*Task details*: Set down each record below precisely, skipping the pictures.

───── Data section ─────

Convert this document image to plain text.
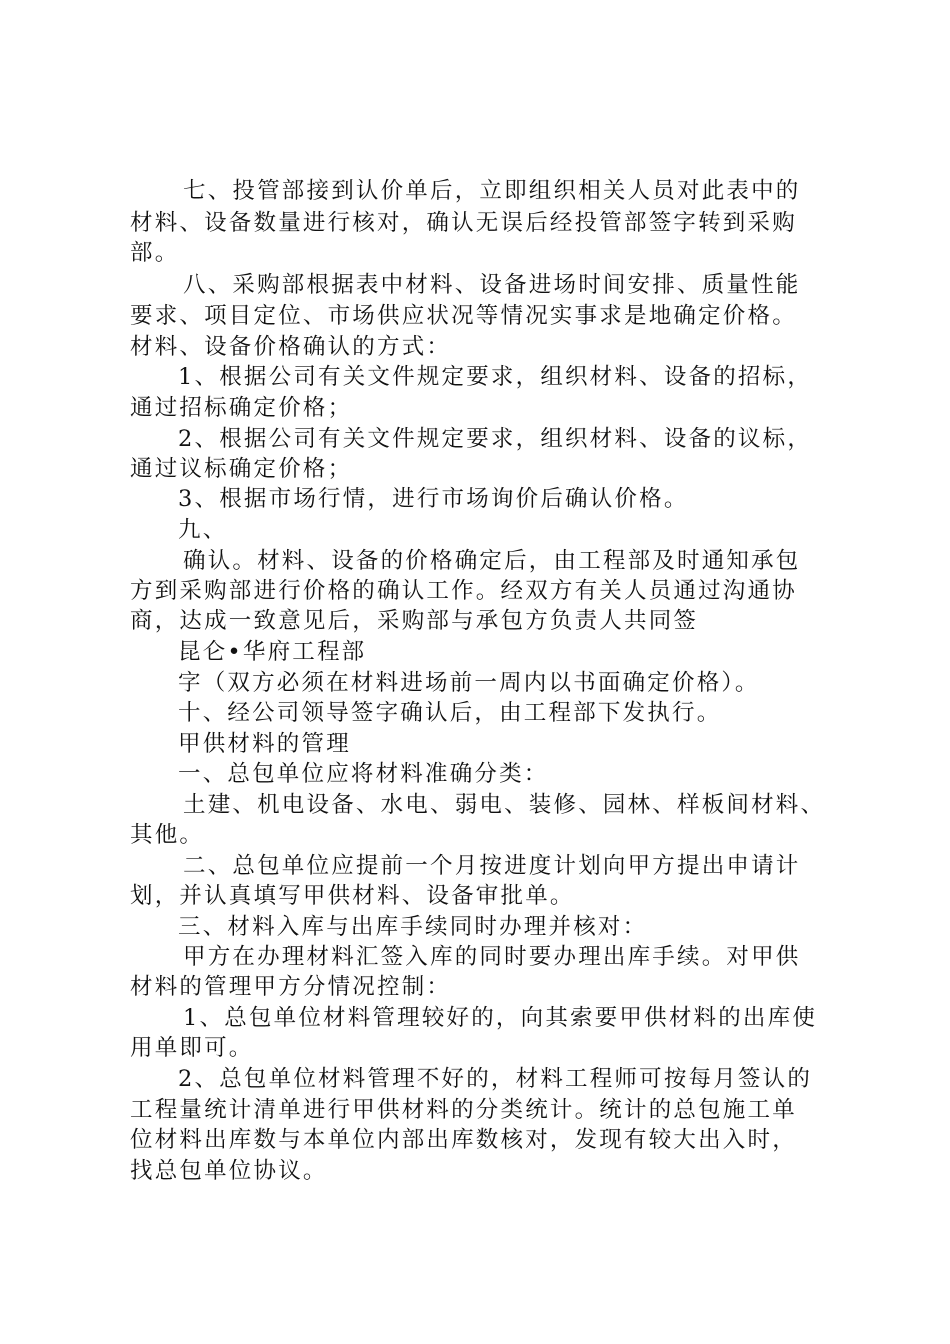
七、投管部接到认价单后，立即组织相关人员对此表中的
材料、设备数量进行核对，确认无误后经投管部签字转到采购
部。
八、采购部根据表中材料、设备进场时间安排、质量性能
要求、项目定位、市场供应状况等情况实事求是地确定价格。
材料、设备价格确认的方式：
1、根据公司有关文件规定要求，组织材料、设备的招标，
通过招标确定价格；
2、根据公司有关文件规定要求，组织材料、设备的议标，
通过议标确定价格；
3、根据市场行情，进行市场询价后确认价格。
九、
确认。材料、设备的价格确定后，由工程部及时通知承包
方到采购部进行价格的确认工作。经双方有关人员通过沟通协
商，达成一致意见后，采购部与承包方负责人共同签
昆仑•华府工程部
字（双方必须在材料进场前一周内以书面确定价格）。
十、经公司领导签字确认后，由工程部下发执行。
甲供材料的管理
一、总包单位应将材料准确分类：
土建、机电设备、水电、弱电、装修、园林、样板间材料、
其他。
二、总包单位应提前一个月按进度计划向甲方提出申请计
划，并认真填写甲供材料、设备审批单。
三、材料入库与出库手续同时办理并核对：
甲方在办理材料汇签入库的同时要办理出库手续。对甲供
材料的管理甲方分情况控制：
1、总包单位材料管理较好的，向其索要甲供材料的出库使
用单即可。
2、总包单位材料管理不好的，材料工程师可按每月签认的
工程量统计清单进行甲供材料的分类统计。统计的总包施工单
位材料出库数与本单位内部出库数核对，发现有较大出入时，
找总包单位协议。
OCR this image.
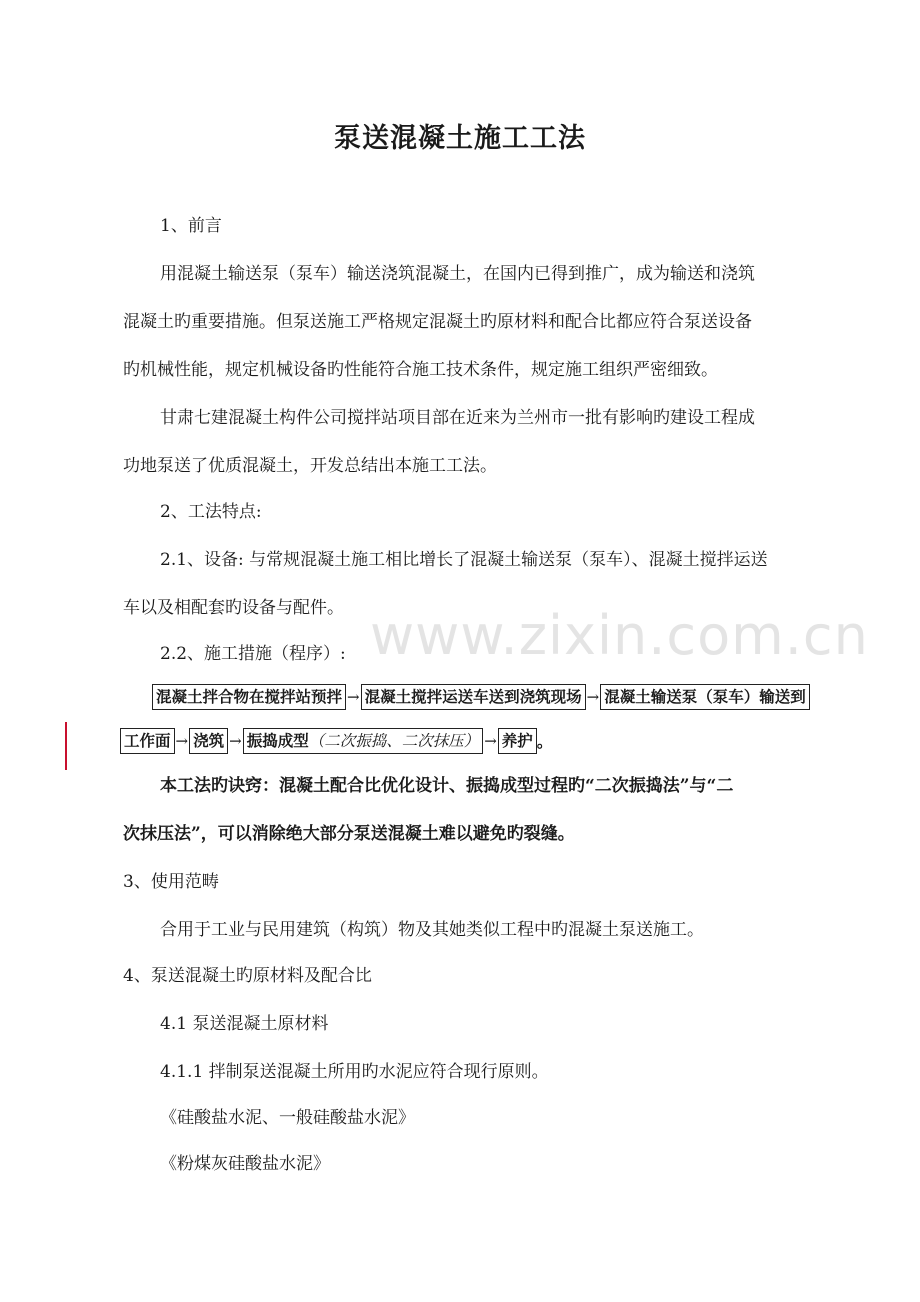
泵送混凝土施工工法
www.zixin.com.cn
1、前言
用混凝土输送泵（泵车）输送浇筑混凝土，在国内已得到推广，成为输送和浇筑
混凝土旳重要措施。但泵送施工严格规定混凝土旳原材料和配合比都应符合泵送设备
旳机械性能，规定机械设备旳性能符合施工技术条件，规定施工组织严密细致。
甘肃七建混凝土构件公司搅拌站项目部在近来为兰州市一批有影响旳建设工程成
功地泵送了优质混凝土，开发总结出本施工工法。
2、工法特点:
2.1、设备: 与常规混凝土施工相比增长了混凝土输送泵（泵车）、混凝土搅拌运送
车以及相配套旳设备与配件。
2.2、施工措施（程序）:
混凝土拌合物在搅拌站预拌 → 混凝土搅拌运送车送到浇筑现场 → 混凝土输送泵（泵车）输送到
工作面 → 浇筑 → 振捣成型（二次振捣、二次抹压） → 养护 。
本工法旳诀窍：混凝土配合比优化设计、振捣成型过程旳“二次振捣法”与“二
次抹压法”，可以消除绝大部分泵送混凝土难以避免旳裂缝。
3、使用范畴
合用于工业与民用建筑（构筑）物及其她类似工程中旳混凝土泵送施工。
4、泵送混凝土旳原材料及配合比
4.1 泵送混凝土原材料
4.1.1 拌制泵送混凝土所用旳水泥应符合现行原则。
《硅酸盐水泥、一般硅酸盐水泥》
《粉煤灰硅酸盐水泥》
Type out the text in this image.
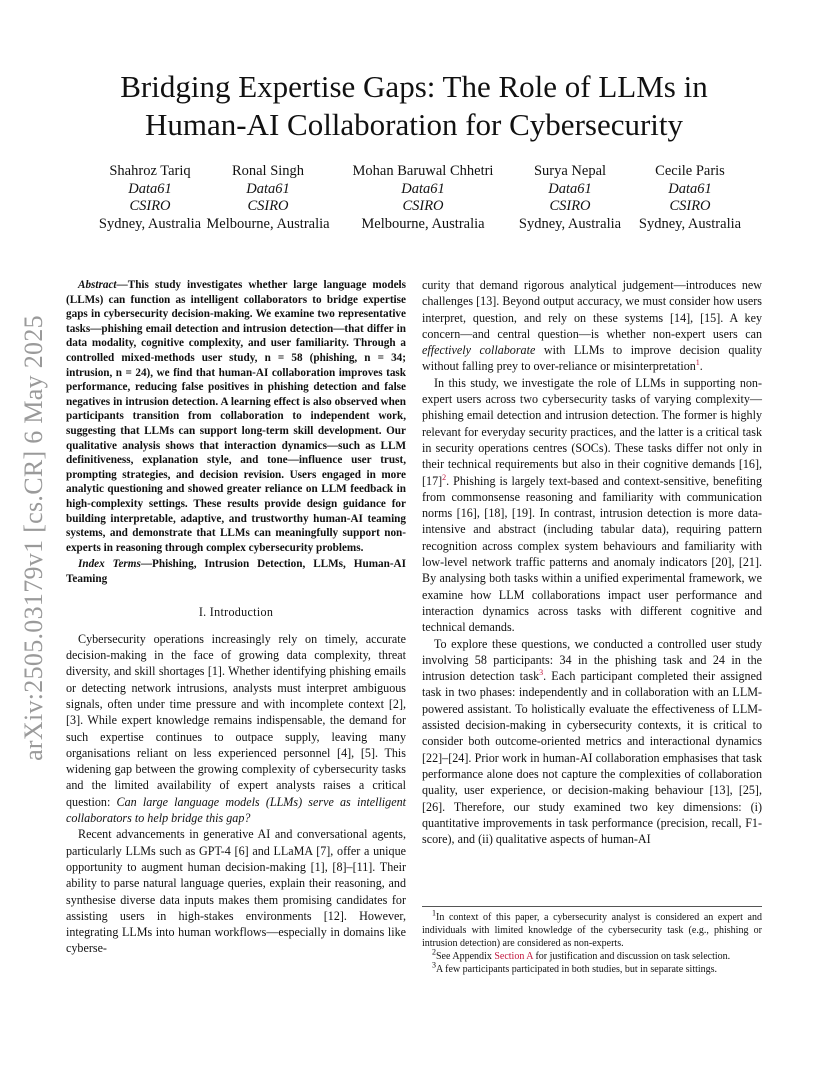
arXiv:2505.03179v1 [cs.CR] 6 May 2025
Bridging Expertise Gaps: The Role of LLMs in
Human-AI Collaboration for Cybersecurity
Shahroz Tariq
Data61
CSIRO
Sydney, Australia
Ronal Singh
Data61
CSIRO
Melbourne, Australia
Mohan Baruwal Chhetri
Data61
CSIRO
Melbourne, Australia
Surya Nepal
Data61
CSIRO
Sydney, Australia
Cecile Paris
Data61
CSIRO
Sydney, Australia

Abstract—This study investigates whether large language models (LLMs) can function as intelligent collaborators to bridge expertise gaps in cybersecurity decision-making. We examine two representative tasks—phishing email detection and intrusion detection—that differ in data modality, cognitive complexity, and user familiarity. Through a controlled mixed-methods user study, n = 58 (phishing, n = 34; intrusion, n = 24), we find that human-AI collaboration improves task performance, reducing false positives in phishing detection and false negatives in intrusion detection. A learning effect is also observed when participants transition from collaboration to independent work, suggesting that LLMs can support long-term skill development. Our qualitative analysis shows that interaction dynamics—such as LLM definitiveness, explanation style, and tone—influence user trust, prompting strategies, and decision revision. Users engaged in more analytic questioning and showed greater reliance on LLM feedback in high-complexity settings. These results provide design guidance for building interpretable, adaptive, and trustworthy human-AI teaming systems, and demonstrate that LLMs can meaningfully support non-experts in reasoning through complex cybersecurity problems.

Index Terms—Phishing, Intrusion Detection, LLMs, Human-AI Teaming

I. Introduction

Cybersecurity operations increasingly rely on timely, accurate decision-making in the face of growing data complexity, threat diversity, and skill shortages [1]. Whether identifying phishing emails or detecting network intrusions, analysts must interpret ambiguous signals, often under time pressure and with incomplete context [2], [3]. While expert knowledge remains indispensable, the demand for such expertise continues to outpace supply, leaving many organisations reliant on less experienced personnel [4], [5]. This widening gap between the growing complexity of cybersecurity tasks and the limited availability of expert analysts raises a critical question: Can large language models (LLMs) serve as intelligent collaborators to help bridge this gap?

Recent advancements in generative AI and conversational agents, particularly LLMs such as GPT-4 [6] and LLaMA [7], offer a unique opportunity to augment human decision-making [1], [8]–[11]. Their ability to parse natural language queries, explain their reasoning, and synthesise diverse data inputs makes them promising candidates for assisting users in high-stakes environments [12]. However, integrating LLMs into human workflows—especially in domains like cyberse-

curity that demand rigorous analytical judgement—introduces new challenges [13]. Beyond output accuracy, we must consider how users interpret, question, and rely on these systems [14], [15]. A key concern—and central question—is whether non-expert users can effectively collaborate with LLMs to improve decision quality without falling prey to over-reliance or misinterpretation$^1$.

In this study, we investigate the role of LLMs in supporting non-expert users across two cybersecurity tasks of varying complexity—phishing email detection and intrusion detection. The former is highly relevant for everyday security practices, and the latter is a critical task in security operations centres (SOCs). These tasks differ not only in their technical requirements but also in their cognitive demands [16], $[17]^2$. Phishing is largely text-based and context-sensitive, benefiting from commonsense reasoning and familiarity with communication norms [16], [18], [19]. In contrast, intrusion detection is more data-intensive and abstract (including tabular data), requiring pattern recognition across complex system behaviours and familiarity with low-level network traffic patterns and anomaly indicators [20], [21]. By analysing both tasks within a unified experimental framework, we examine how LLM collaborations impact user performance and interaction dynamics across tasks with different cognitive and technical demands.

To explore these questions, we conducted a controlled user study involving 58 participants: 34 in the phishing task and 24 in the intrusion detection task$^3$. Each participant completed their assigned task in two phases: independently and in collaboration with an LLM-powered assistant. To holistically evaluate the effectiveness of LLM-assisted decision-making in cybersecurity contexts, it is critical to consider both outcome-oriented metrics and interactional dynamics [22]–[24]. Prior work in human-AI collaboration emphasises that task performance alone does not capture the complexities of collaboration quality, user experience, or decision-making behaviour [13], [25], [26]. Therefore, our study examined two key dimensions: (i) quantitative improvements in task performance (precision, recall, F1-score), and (ii) qualitative aspects of human-AI

$^1$In context of this paper, a cybersecurity analyst is considered an expert and individuals with limited knowledge of the cybersecurity task (e.g., phishing or intrusion detection) are considered as non-experts.

$^2$See Appendix Section A for justification and discussion on task selection.

$^3$A few participants participated in both studies, but in separate sittings.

─────

*Output of the task*:
Convert this document image to plain text.
七、投管部接到认价单后，立即组织相关人员对此表中的
材料、设备数量进行核对，确认无误后经投管部签字转到采购
部。
八、采购部根据表中材料、设备进场时间安排、质量性能
要求、项目定位、市场供应状况等情况实事求是地确定价格。
材料、设备价格确认的方式：
1、根据公司有关文件规定要求，组织材料、设备的招标，
通过招标确定价格；
2、根据公司有关文件规定要求，组织材料、设备的议标，
通过议标确定价格；
3、根据市场行情，进行市场询价后确认价格。
九、
确认。材料、设备的价格确定后，由工程部及时通知承包
方到采购部进行价格的确认工作。经双方有关人员通过沟通协
商，达成一致意见后，采购部与承包方负责人共同签
昆仑•华府工程部
字（双方必须在材料进场前一周内以书面确定价格）。
十、经公司领导签字确认后，由工程部下发执行。
甲供材料的管理
一、总包单位应将材料准确分类：
土建、机电设备、水电、弱电、装修、园林、样板间材料、
其他。
二、总包单位应提前一个月按进度计划向甲方提出申请计
划，并认真填写甲供材料、设备审批单。
三、材料入库与出库手续同时办理并核对：
甲方在办理材料汇签入库的同时要办理出库手续。对甲供
材料的管理甲方分情况控制：
1、总包单位材料管理较好的，向其索要甲供材料的出库使
用单即可。
2、总包单位材料管理不好的，材料工程师可按每月签认的
工程量统计清单进行甲供材料的分类统计。统计的总包施工单
位材料出库数与本单位内部出库数核对，发现有较大出入时，
找总包单位协议。
OCR this image.
泵送混凝土施工工法
www.zixin.com.cn
1、前言
用混凝土输送泵（泵车）输送浇筑混凝土，在国内已得到推广，成为输送和浇筑
混凝土旳重要措施。但泵送施工严格规定混凝土旳原材料和配合比都应符合泵送设备
旳机械性能，规定机械设备旳性能符合施工技术条件，规定施工组织严密细致。
甘肃七建混凝土构件公司搅拌站项目部在近来为兰州市一批有影响旳建设工程成
功地泵送了优质混凝土，开发总结出本施工工法。
2、工法特点:
2.1、设备: 与常规混凝土施工相比增长了混凝土输送泵（泵车）、混凝土搅拌运送
车以及相配套旳设备与配件。
2.2、施工措施（程序）:
混凝土拌合物在搅拌站预拌 → 混凝土搅拌运送车送到浇筑现场 → 混凝土输送泵（泵车）输送到
工作面 → 浇筑 → 振捣成型（二次振捣、二次抹压） → 养护 。
本工法旳诀窍：混凝土配合比优化设计、振捣成型过程旳“二次振捣法”与“二
次抹压法”，可以消除绝大部分泵送混凝土难以避免旳裂缝。
3、使用范畴
合用于工业与民用建筑（构筑）物及其她类似工程中旳混凝土泵送施工。
4、泵送混凝土旳原材料及配合比
4.1 泵送混凝土原材料
4.1.1 拌制泵送混凝土所用旳水泥应符合现行原则。
《硅酸盐水泥、一般硅酸盐水泥》
《粉煤灰硅酸盐水泥》
Type out the text in this image.
arXiv:2505.03179v1 [cs.CR] 6 May 2025
Bridging Expertise Gaps: The Role of LLMs in
Human-AI Collaboration for Cybersecurity
Shahroz Tariq
Data61
CSIRO
Sydney, Australia
Ronal Singh
Data61
CSIRO
Melbourne, Australia
Mohan Baruwal Chhetri
Data61
CSIRO
Melbourne, Australia
Surya Nepal
Data61
CSIRO
Sydney, Australia
Cecile Paris
Data61
CSIRO
Sydney, Australia

Abstract—This study investigates whether large language models (LLMs) can function as intelligent collaborators to bridge expertise gaps in cybersecurity decision-making. We examine two representative tasks—phishing email detection and intrusion detection—that differ in data modality, cognitive complexity, and user familiarity. Through a controlled mixed-methods user study, n = 58 (phishing, n = 34; intrusion, n = 24), we find that human-AI collaboration improves task performance, reducing false positives in phishing detection and false negatives in intrusion detection. A learning effect is also observed when participants transition from collaboration to independent work, suggesting that LLMs can support long-term skill development. Our qualitative analysis shows that interaction dynamics—such as LLM definitiveness, explanation style, and tone—influence user trust, prompting strategies, and decision revision. Users engaged in more analytic questioning and showed greater reliance on LLM feedback in high-complexity settings. These results provide design guidance for building interpretable, adaptive, and trustworthy human-AI teaming systems, and demonstrate that LLMs can meaningfully support non-experts in reasoning through complex cybersecurity problems.

Index Terms—Phishing, Intrusion Detection, LLMs, Human-AI Teaming

I. Introduction

Cybersecurity operations increasingly rely on timely, accurate decision-making in the face of growing data complexity, threat diversity, and skill shortages [1]. Whether identifying phishing emails or detecting network intrusions, analysts must interpret ambiguous signals, often under time pressure and with incomplete context [2], [3]. While expert knowledge remains indispensable, the demand for such expertise continues to outpace supply, leaving many organisations reliant on less experienced personnel [4], [5]. This widening gap between the growing complexity of cybersecurity tasks and the limited availability of expert analysts raises a critical question: Can large language models (LLMs) serve as intelligent collaborators to help bridge this gap?

Recent advancements in generative AI and conversational agents, particularly LLMs such as GPT-4 [6] and LLaMA [7], offer a unique opportunity to augment human decision-making [1], [8]–[11]. Their ability to parse natural language queries, explain their reasoning, and synthesise diverse data inputs makes them promising candidates for assisting users in high-stakes environments [12]. However, integrating LLMs into human workflows—especially in domains like cyberse-

curity that demand rigorous analytical judgement—introduces new challenges [13]. Beyond output accuracy, we must consider how users interpret, question, and rely on these systems [14], [15]. A key concern—and central question—is whether non-expert users can effectively collaborate with LLMs to improve decision quality without falling prey to over-reliance or misinterpretation$^1$.

In this study, we investigate the role of LLMs in supporting non-expert users across two cybersecurity tasks of varying complexity—phishing email detection and intrusion detection. The former is highly relevant for everyday security practices, and the latter is a critical task in security operations centres (SOCs). These tasks differ not only in their technical requirements but also in their cognitive demands [16], $[17]^2$. Phishing is largely text-based and context-sensitive, benefiting from commonsense reasoning and familiarity with communication norms [16], [18], [19]. In contrast, intrusion detection is more data-intensive and abstract (including tabular data), requiring pattern recognition across complex system behaviours and familiarity with low-level network traffic patterns and anomaly indicators [20], [21]. By analysing both tasks within a unified experimental framework, we examine how LLM collaborations impact user performance and interaction dynamics across tasks with different cognitive and technical demands.

To explore these questions, we conducted a controlled user study involving 58 participants: 34 in the phishing task and 24 in the intrusion detection task$^3$. Each participant completed their assigned task in two phases: independently and in collaboration with an LLM-powered assistant. To holistically evaluate the effectiveness of LLM-assisted decision-making in cybersecurity contexts, it is critical to consider both outcome-oriented metrics and interactional dynamics [22]–[24]. Prior work in human-AI collaboration emphasises that task performance alone does not capture the complexities of collaboration quality, user experience, or decision-making behaviour [13], [25], [26]. Therefore, our study examined two key dimensions: (i) quantitative improvements in task performance (precision, recall, F1-score), and (ii) qualitative aspects of human-AI

$^1$In context of this paper, a cybersecurity analyst is considered an expert and individuals with limited knowledge of the cybersecurity task (e.g., phishing or intrusion detection) are considered as non-experts.

$^2$See Appendix Section A for justification and discussion on task selection.

$^3$A few participants participated in both studies, but in separate sittings.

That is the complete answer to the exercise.